■ **Written problem**: Reproduce every line of the listing below without alteration, omitting the pictures from your answer.

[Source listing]
-.-.-
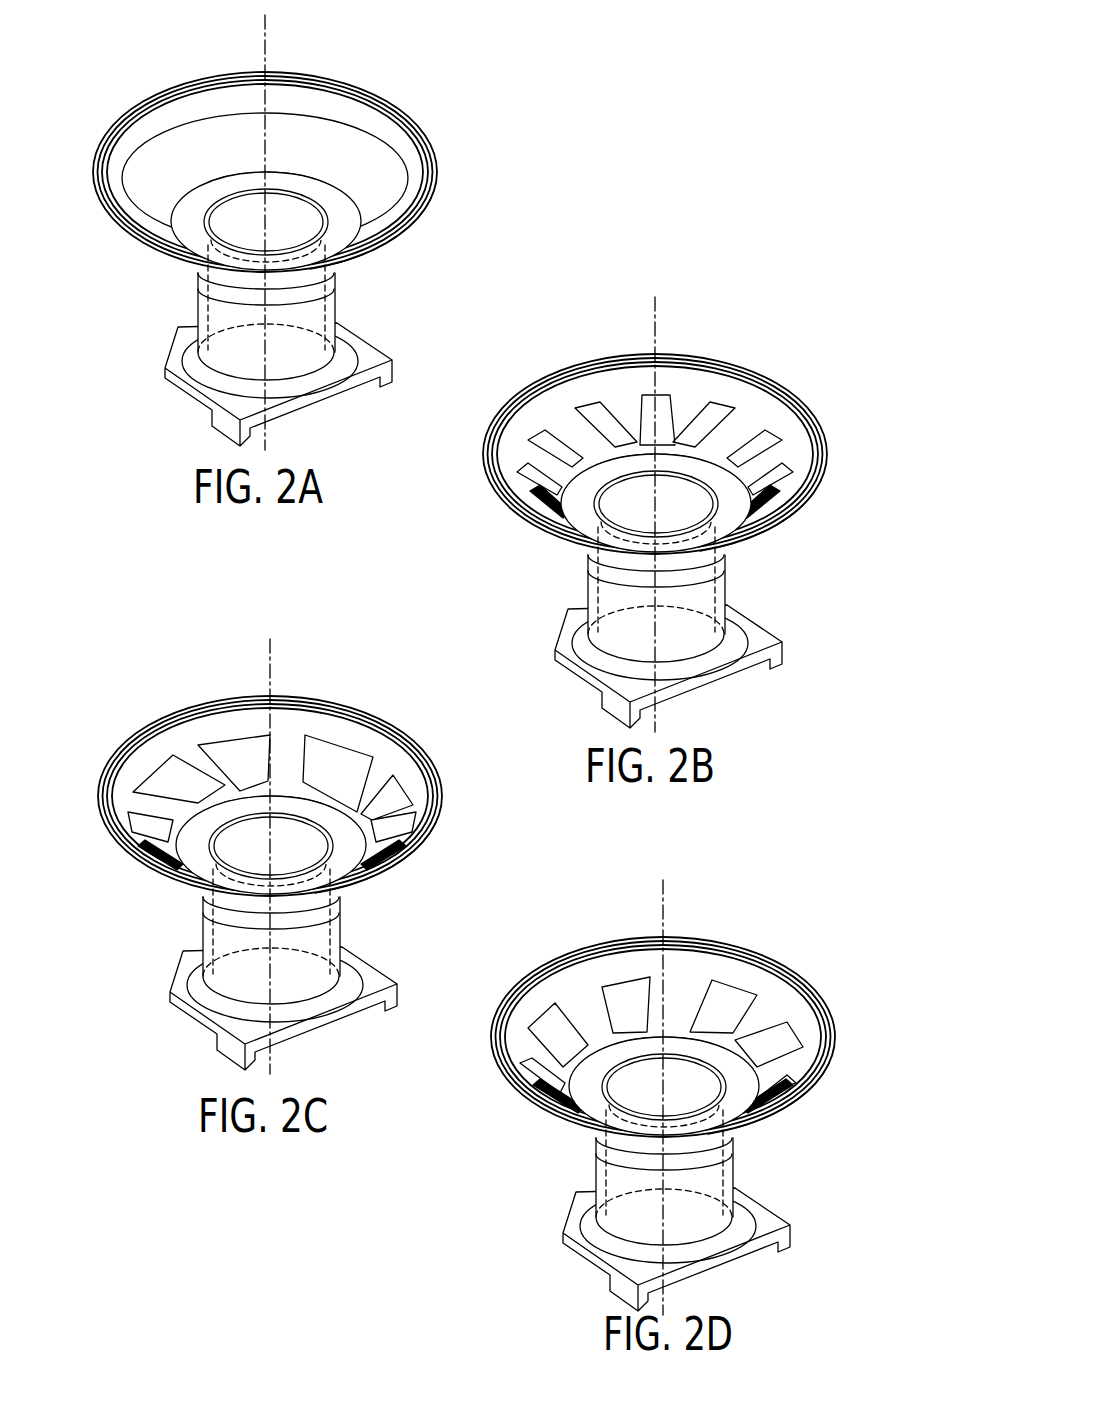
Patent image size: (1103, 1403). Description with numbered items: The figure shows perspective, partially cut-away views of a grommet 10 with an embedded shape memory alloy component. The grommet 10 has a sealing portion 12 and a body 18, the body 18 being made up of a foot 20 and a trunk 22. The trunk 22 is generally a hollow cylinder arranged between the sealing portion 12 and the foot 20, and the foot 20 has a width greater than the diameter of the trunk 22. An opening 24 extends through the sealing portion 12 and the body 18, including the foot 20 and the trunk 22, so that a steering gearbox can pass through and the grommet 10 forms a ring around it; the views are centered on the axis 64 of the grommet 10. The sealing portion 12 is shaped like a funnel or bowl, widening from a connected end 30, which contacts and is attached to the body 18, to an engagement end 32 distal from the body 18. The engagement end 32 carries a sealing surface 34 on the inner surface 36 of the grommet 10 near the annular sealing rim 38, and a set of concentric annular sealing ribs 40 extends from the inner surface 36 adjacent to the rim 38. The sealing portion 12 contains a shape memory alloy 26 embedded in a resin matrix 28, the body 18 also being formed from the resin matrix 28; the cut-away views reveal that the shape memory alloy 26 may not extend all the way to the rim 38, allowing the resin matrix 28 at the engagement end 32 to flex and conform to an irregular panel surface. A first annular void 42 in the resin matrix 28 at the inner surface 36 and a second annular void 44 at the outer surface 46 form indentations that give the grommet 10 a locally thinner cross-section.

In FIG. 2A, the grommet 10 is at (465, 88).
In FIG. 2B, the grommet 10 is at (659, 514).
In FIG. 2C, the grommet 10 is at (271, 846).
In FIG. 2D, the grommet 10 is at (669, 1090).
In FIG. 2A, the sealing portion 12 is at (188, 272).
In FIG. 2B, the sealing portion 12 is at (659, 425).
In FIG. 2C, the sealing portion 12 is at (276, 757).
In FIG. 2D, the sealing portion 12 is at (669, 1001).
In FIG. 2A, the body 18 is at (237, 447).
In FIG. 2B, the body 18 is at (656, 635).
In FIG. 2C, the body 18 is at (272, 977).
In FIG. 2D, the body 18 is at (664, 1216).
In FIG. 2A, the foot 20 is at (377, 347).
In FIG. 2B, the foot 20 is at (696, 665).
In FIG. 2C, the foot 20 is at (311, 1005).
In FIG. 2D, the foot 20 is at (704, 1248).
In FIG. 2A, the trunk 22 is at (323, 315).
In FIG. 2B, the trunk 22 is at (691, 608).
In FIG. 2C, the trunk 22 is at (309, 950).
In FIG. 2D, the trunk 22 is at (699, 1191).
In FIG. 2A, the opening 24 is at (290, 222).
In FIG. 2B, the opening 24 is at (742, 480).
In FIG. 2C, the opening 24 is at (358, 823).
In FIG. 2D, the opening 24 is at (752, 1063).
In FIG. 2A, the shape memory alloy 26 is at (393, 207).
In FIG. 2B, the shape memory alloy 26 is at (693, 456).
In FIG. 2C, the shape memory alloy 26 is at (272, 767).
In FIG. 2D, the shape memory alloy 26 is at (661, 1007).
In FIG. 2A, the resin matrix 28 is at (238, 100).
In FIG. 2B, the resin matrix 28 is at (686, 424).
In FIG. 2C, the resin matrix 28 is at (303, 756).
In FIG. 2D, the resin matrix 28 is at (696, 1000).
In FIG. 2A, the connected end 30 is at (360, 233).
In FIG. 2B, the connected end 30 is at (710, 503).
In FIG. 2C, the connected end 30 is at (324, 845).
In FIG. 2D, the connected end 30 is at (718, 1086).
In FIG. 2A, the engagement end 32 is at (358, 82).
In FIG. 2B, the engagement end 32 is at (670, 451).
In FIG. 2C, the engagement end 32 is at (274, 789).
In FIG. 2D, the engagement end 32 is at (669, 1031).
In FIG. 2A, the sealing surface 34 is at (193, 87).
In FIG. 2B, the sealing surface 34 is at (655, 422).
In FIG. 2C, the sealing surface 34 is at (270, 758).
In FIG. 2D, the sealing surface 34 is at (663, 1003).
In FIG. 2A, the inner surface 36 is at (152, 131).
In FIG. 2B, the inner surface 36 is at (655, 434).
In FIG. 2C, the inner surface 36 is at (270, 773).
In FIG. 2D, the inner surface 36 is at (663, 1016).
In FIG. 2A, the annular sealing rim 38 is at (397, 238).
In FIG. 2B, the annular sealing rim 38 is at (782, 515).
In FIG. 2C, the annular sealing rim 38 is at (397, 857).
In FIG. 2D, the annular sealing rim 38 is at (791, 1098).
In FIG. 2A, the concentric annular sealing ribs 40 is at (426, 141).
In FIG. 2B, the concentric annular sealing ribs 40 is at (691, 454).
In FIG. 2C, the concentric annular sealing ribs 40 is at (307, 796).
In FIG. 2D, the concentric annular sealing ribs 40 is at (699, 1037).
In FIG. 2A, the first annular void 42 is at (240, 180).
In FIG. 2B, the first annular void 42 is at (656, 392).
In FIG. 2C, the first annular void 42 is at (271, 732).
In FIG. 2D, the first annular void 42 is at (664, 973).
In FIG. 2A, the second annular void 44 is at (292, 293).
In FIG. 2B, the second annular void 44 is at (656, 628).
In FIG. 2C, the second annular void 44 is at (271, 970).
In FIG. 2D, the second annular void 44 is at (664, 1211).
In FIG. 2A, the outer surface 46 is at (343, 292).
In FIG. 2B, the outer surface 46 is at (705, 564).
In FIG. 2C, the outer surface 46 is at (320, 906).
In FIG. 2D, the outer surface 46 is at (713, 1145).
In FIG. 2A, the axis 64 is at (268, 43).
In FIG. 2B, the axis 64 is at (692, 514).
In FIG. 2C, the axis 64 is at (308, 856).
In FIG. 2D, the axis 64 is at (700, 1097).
-.-.-
■ **Solved exercise**:
Patent image size: (1103, 1403). Description with numbered items: The figure shows perspective, partially cut-away views of a grommet 10 with an embedded shape memory alloy component. The grommet 10 has a sealing portion 12 and a body 18, the body 18 being made up of a foot 20 and a trunk 22. The trunk 22 is generally a hollow cylinder arranged between the sealing portion 12 and the foot 20, and the foot 20 has a width greater than the diameter of the trunk 22. An opening 24 extends through the sealing portion 12 and the body 18, including the foot 20 and the trunk 22, so that a steering gearbox can pass through and the grommet 10 forms a ring around it; the views are centered on the axis 64 of the grommet 10. The sealing portion 12 is shaped like a funnel or bowl, widening from a connected end 30, which contacts and is attached to the body 18, to an engagement end 32 distal from the body 18. The engagement end 32 carries a sealing surface 34 on the inner surface 36 of the grommet 10 near the annular sealing rim 38, and a set of concentric annular sealing ribs 40 extends from the inner surface 36 adjacent to the rim 38. The sealing portion 12 contains a shape memory alloy 26 embedded in a resin matrix 28, the body 18 also being formed from the resin matrix 28; the cut-away views reveal that the shape memory alloy 26 may not extend all the way to the rim 38, allowing the resin matrix 28 at the engagement end 32 to flex and conform to an irregular panel surface. A first annular void 42 in the resin matrix 28 at the inner surface 36 and a second annular void 44 at the outer surface 46 form indentations that give the grommet 10 a locally thinner cross-section.

In FIG. 2A, the grommet 10 is at (465, 88).
In FIG. 2B, the grommet 10 is at (659, 514).
In FIG. 2C, the grommet 10 is at (271, 846).
In FIG. 2D, the grommet 10 is at (669, 1090).
In FIG. 2A, the sealing portion 12 is at (188, 272).
In FIG. 2B, the sealing portion 12 is at (659, 425).
In FIG. 2C, the sealing portion 12 is at (276, 757).
In FIG. 2D, the sealing portion 12 is at (669, 1001).
In FIG. 2A, the body 18 is at (237, 447).
In FIG. 2B, the body 18 is at (656, 635).
In FIG. 2C, the body 18 is at (272, 977).
In FIG. 2D, the body 18 is at (664, 1216).
In FIG. 2A, the foot 20 is at (377, 347).
In FIG. 2B, the foot 20 is at (696, 665).
In FIG. 2C, the foot 20 is at (311, 1005).
In FIG. 2D, the foot 20 is at (704, 1248).
In FIG. 2A, the trunk 22 is at (323, 315).
In FIG. 2B, the trunk 22 is at (691, 608).
In FIG. 2C, the trunk 22 is at (309, 950).
In FIG. 2D, the trunk 22 is at (699, 1191).
In FIG. 2A, the opening 24 is at (290, 222).
In FIG. 2B, the opening 24 is at (742, 480).
In FIG. 2C, the opening 24 is at (358, 823).
In FIG. 2D, the opening 24 is at (752, 1063).
In FIG. 2A, the shape memory alloy 26 is at (393, 207).
In FIG. 2B, the shape memory alloy 26 is at (693, 456).
In FIG. 2C, the shape memory alloy 26 is at (272, 767).
In FIG. 2D, the shape memory alloy 26 is at (661, 1007).
In FIG. 2A, the resin matrix 28 is at (238, 100).
In FIG. 2B, the resin matrix 28 is at (686, 424).
In FIG. 2C, the resin matrix 28 is at (303, 756).
In FIG. 2D, the resin matrix 28 is at (696, 1000).
In FIG. 2A, the connected end 30 is at (360, 233).
In FIG. 2B, the connected end 30 is at (710, 503).
In FIG. 2C, the connected end 30 is at (324, 845).
In FIG. 2D, the connected end 30 is at (718, 1086).
In FIG. 2A, the engagement end 32 is at (358, 82).
In FIG. 2B, the engagement end 32 is at (670, 451).
In FIG. 2C, the engagement end 32 is at (274, 789).
In FIG. 2D, the engagement end 32 is at (669, 1031).
In FIG. 2A, the sealing surface 34 is at (193, 87).
In FIG. 2B, the sealing surface 34 is at (655, 422).
In FIG. 2C, the sealing surface 34 is at (270, 758).
In FIG. 2D, the sealing surface 34 is at (663, 1003).
In FIG. 2A, the inner surface 36 is at (152, 131).
In FIG. 2B, the inner surface 36 is at (655, 434).
In FIG. 2C, the inner surface 36 is at (270, 773).
In FIG. 2D, the inner surface 36 is at (663, 1016).
In FIG. 2A, the annular sealing rim 38 is at (397, 238).
In FIG. 2B, the annular sealing rim 38 is at (782, 515).
In FIG. 2C, the annular sealing rim 38 is at (397, 857).
In FIG. 2D, the annular sealing rim 38 is at (791, 1098).
In FIG. 2A, the concentric annular sealing ribs 40 is at (426, 141).
In FIG. 2B, the concentric annular sealing ribs 40 is at (691, 454).
In FIG. 2C, the concentric annular sealing ribs 40 is at (307, 796).
In FIG. 2D, the concentric annular sealing ribs 40 is at (699, 1037).
In FIG. 2A, the first annular void 42 is at (240, 180).
In FIG. 2B, the first annular void 42 is at (656, 392).
In FIG. 2C, the first annular void 42 is at (271, 732).
In FIG. 2D, the first annular void 42 is at (664, 973).
In FIG. 2A, the second annular void 44 is at (292, 293).
In FIG. 2B, the second annular void 44 is at (656, 628).
In FIG. 2C, the second annular void 44 is at (271, 970).
In FIG. 2D, the second annular void 44 is at (664, 1211).
In FIG. 2A, the outer surface 46 is at (343, 292).
In FIG. 2B, the outer surface 46 is at (705, 564).
In FIG. 2C, the outer surface 46 is at (320, 906).
In FIG. 2D, the outer surface 46 is at (713, 1145).
In FIG. 2A, the axis 64 is at (268, 43).
In FIG. 2B, the axis 64 is at (692, 514).
In FIG. 2C, the axis 64 is at (308, 856).
In FIG. 2D, the axis 64 is at (700, 1097).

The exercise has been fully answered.